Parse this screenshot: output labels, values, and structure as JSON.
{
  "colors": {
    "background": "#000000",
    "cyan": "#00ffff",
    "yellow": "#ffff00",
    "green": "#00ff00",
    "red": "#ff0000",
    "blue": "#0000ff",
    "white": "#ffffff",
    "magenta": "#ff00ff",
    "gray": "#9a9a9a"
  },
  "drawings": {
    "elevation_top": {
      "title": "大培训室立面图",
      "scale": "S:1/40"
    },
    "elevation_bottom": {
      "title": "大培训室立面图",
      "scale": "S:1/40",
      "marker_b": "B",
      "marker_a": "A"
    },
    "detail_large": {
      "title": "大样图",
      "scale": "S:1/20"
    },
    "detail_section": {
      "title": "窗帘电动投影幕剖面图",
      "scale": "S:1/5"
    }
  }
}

----------------

- TASK OBJECTIVE
Transcribe all of the entries without altering anything.

- THE OUTPUT
Parse this screenshot: output labels, values, and structure as JSON.
{
  "colors": {
    "background": "#000000",
    "cyan": "#00ffff",
    "yellow": "#ffff00",
    "green": "#00ff00",
    "red": "#ff0000",
    "blue": "#0000ff",
    "white": "#ffffff",
    "magenta": "#ff00ff",
    "gray": "#9a9a9a"
  },
  "drawings": {
    "elevation_top": {
      "title": "大培训室立面图",
      "scale": "S:1/40"
    },
    "elevation_bottom": {
      "title": "大培训室立面图",
      "scale": "S:1/40",
      "marker_b": "B",
      "marker_a": "A"
    },
    "detail_large": {
      "title": "大样图",
      "scale": "S:1/20"
    },
    "detail_section": {
      "title": "窗帘电动投影幕剖面图",
      "scale": "S:1/5"
    }
  }
}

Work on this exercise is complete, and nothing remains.